** Problem to solve **
Look through the data below and return each line where "icon" appears.

** Data supplied **
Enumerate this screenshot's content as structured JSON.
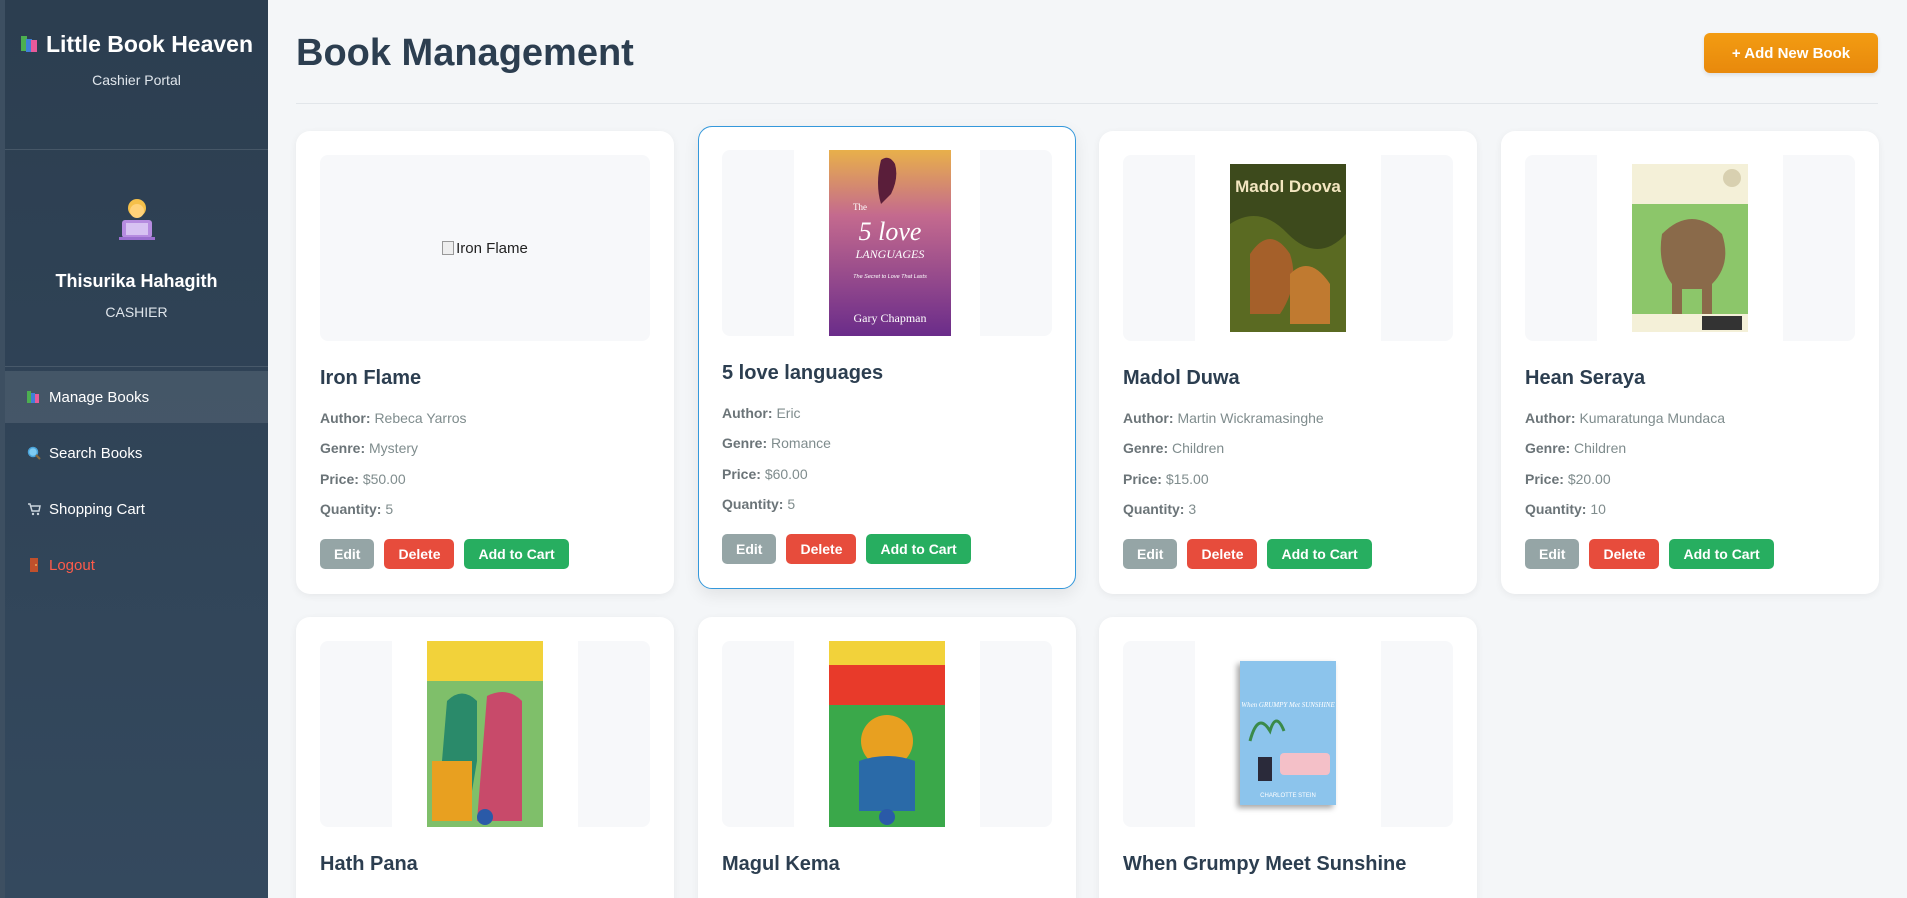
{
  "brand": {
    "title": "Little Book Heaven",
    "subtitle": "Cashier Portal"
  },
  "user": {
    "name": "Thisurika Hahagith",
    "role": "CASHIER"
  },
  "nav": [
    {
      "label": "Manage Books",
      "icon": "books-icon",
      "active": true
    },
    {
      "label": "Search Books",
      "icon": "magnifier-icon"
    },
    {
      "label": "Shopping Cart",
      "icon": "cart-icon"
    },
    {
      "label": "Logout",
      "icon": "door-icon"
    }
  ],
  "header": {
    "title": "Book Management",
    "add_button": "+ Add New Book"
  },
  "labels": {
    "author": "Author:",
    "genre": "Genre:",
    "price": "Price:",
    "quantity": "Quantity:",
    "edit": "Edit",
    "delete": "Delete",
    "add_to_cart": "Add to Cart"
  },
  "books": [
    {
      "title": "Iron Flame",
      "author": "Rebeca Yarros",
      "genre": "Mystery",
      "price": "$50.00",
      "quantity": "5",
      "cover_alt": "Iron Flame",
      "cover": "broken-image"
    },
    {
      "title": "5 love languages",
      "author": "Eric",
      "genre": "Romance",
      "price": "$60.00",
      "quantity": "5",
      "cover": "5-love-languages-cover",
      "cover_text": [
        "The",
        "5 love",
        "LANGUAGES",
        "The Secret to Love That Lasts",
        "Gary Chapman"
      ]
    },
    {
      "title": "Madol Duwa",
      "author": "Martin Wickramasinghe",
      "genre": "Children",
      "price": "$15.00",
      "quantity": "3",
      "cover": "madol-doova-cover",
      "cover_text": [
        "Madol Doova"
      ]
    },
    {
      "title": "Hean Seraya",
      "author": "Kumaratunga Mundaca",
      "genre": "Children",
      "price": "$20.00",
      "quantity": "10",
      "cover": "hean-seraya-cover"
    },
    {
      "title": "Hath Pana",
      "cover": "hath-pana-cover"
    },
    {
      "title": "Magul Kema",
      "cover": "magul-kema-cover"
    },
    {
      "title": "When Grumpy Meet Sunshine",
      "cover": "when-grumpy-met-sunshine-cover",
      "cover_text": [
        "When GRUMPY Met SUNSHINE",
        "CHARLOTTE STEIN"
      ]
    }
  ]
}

** Written response **
      "icon": "books-icon",
      "icon": "magnifier-icon"
      "icon": "cart-icon"
      "icon": "door-icon"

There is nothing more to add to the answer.